Please give the listing again, word for word, with nothing left out.

--- begin Record excerpts ---

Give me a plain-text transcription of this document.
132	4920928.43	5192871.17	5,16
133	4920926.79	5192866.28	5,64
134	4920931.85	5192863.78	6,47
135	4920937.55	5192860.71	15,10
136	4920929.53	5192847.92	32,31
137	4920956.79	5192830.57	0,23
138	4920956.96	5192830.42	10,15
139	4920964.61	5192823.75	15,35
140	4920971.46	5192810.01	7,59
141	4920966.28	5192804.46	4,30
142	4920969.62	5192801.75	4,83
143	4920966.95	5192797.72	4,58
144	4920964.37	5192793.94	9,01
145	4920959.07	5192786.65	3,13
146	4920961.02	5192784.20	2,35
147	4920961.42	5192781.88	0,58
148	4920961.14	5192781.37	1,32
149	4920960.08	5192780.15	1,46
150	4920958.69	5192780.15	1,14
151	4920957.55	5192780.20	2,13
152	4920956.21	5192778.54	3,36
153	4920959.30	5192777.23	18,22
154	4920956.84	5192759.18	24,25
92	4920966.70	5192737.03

--- end Record excerpts ---

■ **Solution below**:
Give me a plain-text transcription of this document.
132	4920928.43	5192871.17	5,16
133	4920926.79	5192866.28	5,64
134	4920931.85	5192863.78	6,47
135	4920937.55	5192860.71	15,10
136	4920929.53	5192847.92	32,31
137	4920956.79	5192830.57	0,23
138	4920956.96	5192830.42	10,15
139	4920964.61	5192823.75	15,35
140	4920971.46	5192810.01	7,59
141	4920966.28	5192804.46	4,30
142	4920969.62	5192801.75	4,83
143	4920966.95	5192797.72	4,58
144	4920964.37	5192793.94	9,01
145	4920959.07	5192786.65	3,13
146	4920961.02	5192784.20	2,35
147	4920961.42	5192781.88	0,58
148	4920961.14	5192781.37	1,32
149	4920960.08	5192780.15	1,46
150	4920958.69	5192780.15	1,14
151	4920957.55	5192780.20	2,13
152	4920956.21	5192778.54	3,36
153	4920959.30	5192777.23	18,22
154	4920956.84	5192759.18	24,25
92	4920966.70	5192737.03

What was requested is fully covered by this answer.